▸ Task goal
Look below and pull out each line with the word "true".

━━━ Stored records ━━━

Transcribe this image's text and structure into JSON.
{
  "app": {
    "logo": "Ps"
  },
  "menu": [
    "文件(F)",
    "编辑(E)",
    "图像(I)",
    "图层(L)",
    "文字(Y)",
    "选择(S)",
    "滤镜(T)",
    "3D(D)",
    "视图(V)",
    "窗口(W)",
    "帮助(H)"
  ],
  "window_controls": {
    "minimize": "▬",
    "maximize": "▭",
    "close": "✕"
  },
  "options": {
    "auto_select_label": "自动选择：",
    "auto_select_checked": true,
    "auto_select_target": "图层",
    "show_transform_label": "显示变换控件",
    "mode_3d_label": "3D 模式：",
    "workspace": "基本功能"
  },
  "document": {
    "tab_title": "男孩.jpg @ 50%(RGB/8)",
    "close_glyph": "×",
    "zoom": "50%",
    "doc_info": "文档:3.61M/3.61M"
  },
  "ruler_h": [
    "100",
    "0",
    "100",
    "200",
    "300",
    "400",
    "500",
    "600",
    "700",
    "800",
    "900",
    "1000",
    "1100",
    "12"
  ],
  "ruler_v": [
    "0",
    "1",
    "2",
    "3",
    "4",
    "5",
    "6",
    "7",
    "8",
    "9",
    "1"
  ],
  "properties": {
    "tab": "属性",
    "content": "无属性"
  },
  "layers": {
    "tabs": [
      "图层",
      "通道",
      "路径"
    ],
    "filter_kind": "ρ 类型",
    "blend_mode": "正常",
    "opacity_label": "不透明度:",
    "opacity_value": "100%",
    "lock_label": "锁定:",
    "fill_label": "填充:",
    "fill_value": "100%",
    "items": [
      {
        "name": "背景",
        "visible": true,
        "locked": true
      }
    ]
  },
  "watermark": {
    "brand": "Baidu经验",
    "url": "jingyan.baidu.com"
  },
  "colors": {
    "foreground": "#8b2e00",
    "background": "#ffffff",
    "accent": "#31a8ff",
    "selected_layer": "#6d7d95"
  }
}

━━━

▸ Full response
    "auto_select_checked": true,
        "visible": true,
        "locked": true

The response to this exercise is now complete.